*WHAT IS EXPECTED*
Write out every line of the entries below without any change.

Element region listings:
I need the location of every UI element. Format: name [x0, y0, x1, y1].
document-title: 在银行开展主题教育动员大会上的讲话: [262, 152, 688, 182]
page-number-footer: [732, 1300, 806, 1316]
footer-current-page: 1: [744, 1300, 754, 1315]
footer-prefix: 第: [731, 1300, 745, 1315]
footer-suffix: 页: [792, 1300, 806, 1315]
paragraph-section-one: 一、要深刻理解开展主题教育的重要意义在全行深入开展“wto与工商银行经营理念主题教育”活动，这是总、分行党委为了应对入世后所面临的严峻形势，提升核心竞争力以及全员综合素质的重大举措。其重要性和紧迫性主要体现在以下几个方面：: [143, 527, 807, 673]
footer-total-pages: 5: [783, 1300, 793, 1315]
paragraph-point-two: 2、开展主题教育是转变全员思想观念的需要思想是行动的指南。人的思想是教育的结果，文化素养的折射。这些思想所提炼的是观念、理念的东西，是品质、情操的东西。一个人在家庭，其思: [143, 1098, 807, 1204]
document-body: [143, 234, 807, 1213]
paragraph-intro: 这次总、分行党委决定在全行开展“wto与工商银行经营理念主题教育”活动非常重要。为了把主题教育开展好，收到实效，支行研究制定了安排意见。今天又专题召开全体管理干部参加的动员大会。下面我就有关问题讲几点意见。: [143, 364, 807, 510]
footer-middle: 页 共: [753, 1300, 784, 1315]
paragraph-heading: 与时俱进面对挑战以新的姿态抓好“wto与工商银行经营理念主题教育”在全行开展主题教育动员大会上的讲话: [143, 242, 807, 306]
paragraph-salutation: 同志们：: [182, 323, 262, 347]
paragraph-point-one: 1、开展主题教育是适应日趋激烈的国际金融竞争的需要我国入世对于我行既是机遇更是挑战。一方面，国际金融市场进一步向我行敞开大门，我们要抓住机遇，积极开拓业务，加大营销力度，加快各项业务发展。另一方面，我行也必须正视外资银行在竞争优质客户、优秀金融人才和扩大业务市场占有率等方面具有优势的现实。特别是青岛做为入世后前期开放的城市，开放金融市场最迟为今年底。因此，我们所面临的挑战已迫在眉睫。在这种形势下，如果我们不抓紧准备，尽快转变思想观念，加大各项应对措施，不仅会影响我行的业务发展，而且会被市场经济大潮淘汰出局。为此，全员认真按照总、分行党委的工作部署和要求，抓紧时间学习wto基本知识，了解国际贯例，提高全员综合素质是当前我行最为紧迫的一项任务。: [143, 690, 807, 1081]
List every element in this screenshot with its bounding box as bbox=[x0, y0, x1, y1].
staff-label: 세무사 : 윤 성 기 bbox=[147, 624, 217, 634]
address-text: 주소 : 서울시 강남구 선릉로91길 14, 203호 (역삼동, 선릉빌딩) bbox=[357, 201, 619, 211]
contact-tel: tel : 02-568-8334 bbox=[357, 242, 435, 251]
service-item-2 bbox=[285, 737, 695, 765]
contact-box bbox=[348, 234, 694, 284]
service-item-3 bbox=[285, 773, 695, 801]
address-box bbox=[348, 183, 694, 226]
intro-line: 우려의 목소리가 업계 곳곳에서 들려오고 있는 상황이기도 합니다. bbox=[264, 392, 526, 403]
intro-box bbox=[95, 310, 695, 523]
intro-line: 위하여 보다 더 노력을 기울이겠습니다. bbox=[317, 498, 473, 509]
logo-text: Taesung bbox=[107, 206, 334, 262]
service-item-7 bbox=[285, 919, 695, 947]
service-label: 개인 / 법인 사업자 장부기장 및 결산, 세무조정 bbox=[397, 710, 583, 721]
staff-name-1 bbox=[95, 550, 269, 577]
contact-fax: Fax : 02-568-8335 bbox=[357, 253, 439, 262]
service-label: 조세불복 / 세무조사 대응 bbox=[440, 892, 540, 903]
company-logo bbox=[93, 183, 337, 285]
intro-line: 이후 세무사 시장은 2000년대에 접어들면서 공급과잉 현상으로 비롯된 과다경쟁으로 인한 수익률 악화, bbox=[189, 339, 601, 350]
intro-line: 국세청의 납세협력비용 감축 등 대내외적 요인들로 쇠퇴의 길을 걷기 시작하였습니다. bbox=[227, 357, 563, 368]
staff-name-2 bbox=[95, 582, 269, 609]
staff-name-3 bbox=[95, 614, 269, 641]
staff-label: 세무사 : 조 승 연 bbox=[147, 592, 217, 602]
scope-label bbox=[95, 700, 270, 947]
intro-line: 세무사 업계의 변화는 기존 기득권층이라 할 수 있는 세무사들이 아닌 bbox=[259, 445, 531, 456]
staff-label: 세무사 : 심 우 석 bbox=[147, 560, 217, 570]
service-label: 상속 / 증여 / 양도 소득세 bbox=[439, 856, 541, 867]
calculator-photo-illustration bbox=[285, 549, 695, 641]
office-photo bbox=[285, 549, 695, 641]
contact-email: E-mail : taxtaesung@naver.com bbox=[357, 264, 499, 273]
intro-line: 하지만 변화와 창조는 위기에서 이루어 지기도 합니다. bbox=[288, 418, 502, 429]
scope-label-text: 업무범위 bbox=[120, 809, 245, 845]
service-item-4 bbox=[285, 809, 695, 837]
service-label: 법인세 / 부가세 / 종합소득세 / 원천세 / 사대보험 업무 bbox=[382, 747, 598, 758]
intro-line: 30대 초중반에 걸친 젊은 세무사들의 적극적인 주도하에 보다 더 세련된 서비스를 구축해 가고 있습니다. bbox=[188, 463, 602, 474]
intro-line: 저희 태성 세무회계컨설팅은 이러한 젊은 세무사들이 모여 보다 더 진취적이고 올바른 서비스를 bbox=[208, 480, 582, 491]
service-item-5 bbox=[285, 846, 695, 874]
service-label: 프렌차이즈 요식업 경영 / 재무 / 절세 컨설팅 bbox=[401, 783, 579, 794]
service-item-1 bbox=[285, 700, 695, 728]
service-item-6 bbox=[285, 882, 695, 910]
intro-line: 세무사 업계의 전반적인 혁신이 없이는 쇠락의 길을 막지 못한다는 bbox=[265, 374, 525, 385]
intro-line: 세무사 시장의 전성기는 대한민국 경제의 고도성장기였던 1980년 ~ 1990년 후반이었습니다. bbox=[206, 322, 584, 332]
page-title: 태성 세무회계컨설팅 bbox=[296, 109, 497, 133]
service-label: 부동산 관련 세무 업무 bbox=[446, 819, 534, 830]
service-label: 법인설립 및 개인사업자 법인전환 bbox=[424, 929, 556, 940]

*RESPONSE*
I need the location of every UI element. Format: name [x0, y0, x1, y1].
document-title: 在银行开展主题教育动员大会上的讲话: [262, 152, 688, 182]
page-number-footer: [732, 1300, 806, 1316]
footer-current-page: 1: [744, 1300, 754, 1315]
footer-prefix: 第: [731, 1300, 745, 1315]
footer-suffix: 页: [792, 1300, 806, 1315]
paragraph-section-one: 一、要深刻理解开展主题教育的重要意义在全行深入开展“wto与工商银行经营理念主题教育”活动，这是总、分行党委为了应对入世后所面临的严峻形势，提升核心竞争力以及全员综合素质的重大举措。其重要性和紧迫性主要体现在以下几个方面：: [143, 527, 807, 673]
footer-total-pages: 5: [783, 1300, 793, 1315]
paragraph-point-two: 2、开展主题教育是转变全员思想观念的需要思想是行动的指南。人的思想是教育的结果，文化素养的折射。这些思想所提炼的是观念、理念的东西，是品质、情操的东西。一个人在家庭，其思: [143, 1098, 807, 1204]
document-body: [143, 234, 807, 1213]
paragraph-intro: 这次总、分行党委决定在全行开展“wto与工商银行经营理念主题教育”活动非常重要。为了把主题教育开展好，收到实效，支行研究制定了安排意见。今天又专题召开全体管理干部参加的动员大会。下面我就有关问题讲几点意见。: [143, 364, 807, 510]
footer-middle: 页 共: [753, 1300, 784, 1315]
paragraph-heading: 与时俱进面对挑战以新的姿态抓好“wto与工商银行经营理念主题教育”在全行开展主题教育动员大会上的讲话: [143, 242, 807, 306]
paragraph-salutation: 同志们：: [182, 323, 262, 347]
paragraph-point-one: 1、开展主题教育是适应日趋激烈的国际金融竞争的需要我国入世对于我行既是机遇更是挑战。一方面，国际金融市场进一步向我行敞开大门，我们要抓住机遇，积极开拓业务，加大营销力度，加快各项业务发展。另一方面，我行也必须正视外资银行在竞争优质客户、优秀金融人才和扩大业务市场占有率等方面具有优势的现实。特别是青岛做为入世后前期开放的城市，开放金融市场最迟为今年底。因此，我们所面临的挑战已迫在眉睫。在这种形势下，如果我们不抓紧准备，尽快转变思想观念，加大各项应对措施，不仅会影响我行的业务发展，而且会被市场经济大潮淘汰出局。为此，全员认真按照总、分行党委的工作部署和要求，抓紧时间学习wto基本知识，了解国际贯例，提高全员综合素质是当前我行最为紧迫的一项任务。: [143, 690, 807, 1081]
List every element in this screenshot with its bounding box as bbox=[x0, y0, x1, y1].
staff-label: 세무사 : 윤 성 기 bbox=[147, 624, 217, 634]
address-text: 주소 : 서울시 강남구 선릉로91길 14, 203호 (역삼동, 선릉빌딩) bbox=[357, 201, 619, 211]
contact-tel: tel : 02-568-8334 bbox=[357, 242, 435, 251]
service-item-2 bbox=[285, 737, 695, 765]
contact-box bbox=[348, 234, 694, 284]
service-item-3 bbox=[285, 773, 695, 801]
address-box bbox=[348, 183, 694, 226]
intro-line: 우려의 목소리가 업계 곳곳에서 들려오고 있는 상황이기도 합니다. bbox=[264, 392, 526, 403]
intro-box bbox=[95, 310, 695, 523]
intro-line: 위하여 보다 더 노력을 기울이겠습니다. bbox=[317, 498, 473, 509]
logo-text: Taesung bbox=[107, 206, 334, 262]
service-item-7 bbox=[285, 919, 695, 947]
service-label: 개인 / 법인 사업자 장부기장 및 결산, 세무조정 bbox=[397, 710, 583, 721]
staff-name-1 bbox=[95, 550, 269, 577]
contact-fax: Fax : 02-568-8335 bbox=[357, 253, 439, 262]
service-label: 조세불복 / 세무조사 대응 bbox=[440, 892, 540, 903]
company-logo bbox=[93, 183, 337, 285]
intro-line: 이후 세무사 시장은 2000년대에 접어들면서 공급과잉 현상으로 비롯된 과다경쟁으로 인한 수익률 악화, bbox=[189, 339, 601, 350]
intro-line: 국세청의 납세협력비용 감축 등 대내외적 요인들로 쇠퇴의 길을 걷기 시작하였습니다. bbox=[227, 357, 563, 368]
staff-name-2 bbox=[95, 582, 269, 609]
staff-name-3 bbox=[95, 614, 269, 641]
staff-label: 세무사 : 조 승 연 bbox=[147, 592, 217, 602]
scope-label bbox=[95, 700, 270, 947]
intro-line: 세무사 업계의 변화는 기존 기득권층이라 할 수 있는 세무사들이 아닌 bbox=[259, 445, 531, 456]
staff-label: 세무사 : 심 우 석 bbox=[147, 560, 217, 570]
service-label: 상속 / 증여 / 양도 소득세 bbox=[439, 856, 541, 867]
calculator-photo-illustration bbox=[285, 549, 695, 641]
office-photo bbox=[285, 549, 695, 641]
contact-email: E-mail : taxtaesung@naver.com bbox=[357, 264, 499, 273]
intro-line: 하지만 변화와 창조는 위기에서 이루어 지기도 합니다. bbox=[288, 418, 502, 429]
scope-label-text: 업무범위 bbox=[120, 809, 245, 845]
service-item-4 bbox=[285, 809, 695, 837]
service-label: 법인세 / 부가세 / 종합소득세 / 원천세 / 사대보험 업무 bbox=[382, 747, 598, 758]
intro-line: 30대 초중반에 걸친 젊은 세무사들의 적극적인 주도하에 보다 더 세련된 서비스를 구축해 가고 있습니다. bbox=[188, 463, 602, 474]
intro-line: 저희 태성 세무회계컨설팅은 이러한 젊은 세무사들이 모여 보다 더 진취적이고 올바른 서비스를 bbox=[208, 480, 582, 491]
service-item-5 bbox=[285, 846, 695, 874]
service-label: 프렌차이즈 요식업 경영 / 재무 / 절세 컨설팅 bbox=[401, 783, 579, 794]
service-item-1 bbox=[285, 700, 695, 728]
service-item-6 bbox=[285, 882, 695, 910]
intro-line: 세무사 업계의 전반적인 혁신이 없이는 쇠락의 길을 막지 못한다는 bbox=[265, 374, 525, 385]
intro-line: 세무사 시장의 전성기는 대한민국 경제의 고도성장기였던 1980년 ~ 1990년 후반이었습니다. bbox=[206, 322, 584, 332]
page-title: 태성 세무회계컨설팅 bbox=[296, 109, 497, 133]
service-label: 부동산 관련 세무 업무 bbox=[446, 819, 534, 830]
service-label: 법인설립 및 개인사업자 법인전환 bbox=[424, 929, 556, 940]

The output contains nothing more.